● **Direction**
From the start of the records through the line containing "Text: FUNTER BAY", rewrite each line with "Record Gap" replaced by "Data Gap" and nothing else changed.

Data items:
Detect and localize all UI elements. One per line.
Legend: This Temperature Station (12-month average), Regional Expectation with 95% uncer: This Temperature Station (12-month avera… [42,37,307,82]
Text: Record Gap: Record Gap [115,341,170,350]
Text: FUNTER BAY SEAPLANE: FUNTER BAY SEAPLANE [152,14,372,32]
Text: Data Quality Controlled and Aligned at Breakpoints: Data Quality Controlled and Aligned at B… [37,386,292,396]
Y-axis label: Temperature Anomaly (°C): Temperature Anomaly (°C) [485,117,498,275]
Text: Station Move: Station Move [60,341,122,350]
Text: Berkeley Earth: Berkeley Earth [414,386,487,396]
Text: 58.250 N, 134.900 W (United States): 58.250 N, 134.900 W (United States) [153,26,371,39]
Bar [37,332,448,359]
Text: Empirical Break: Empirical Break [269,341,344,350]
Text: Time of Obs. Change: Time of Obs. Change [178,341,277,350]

● **Worked solution**
Detect and localize all UI elements. One per line.
Legend: This Temperature Station (12-month average), Regional Expectation with 95% uncer: This Temperature Station (12-month avera… [42,37,307,82]
Text: Data Gap: Data Gap [115,341,170,350]
Text: FUNTER BAY SEAPLANE: FUNTER BAY SEAPLANE [152,14,372,32]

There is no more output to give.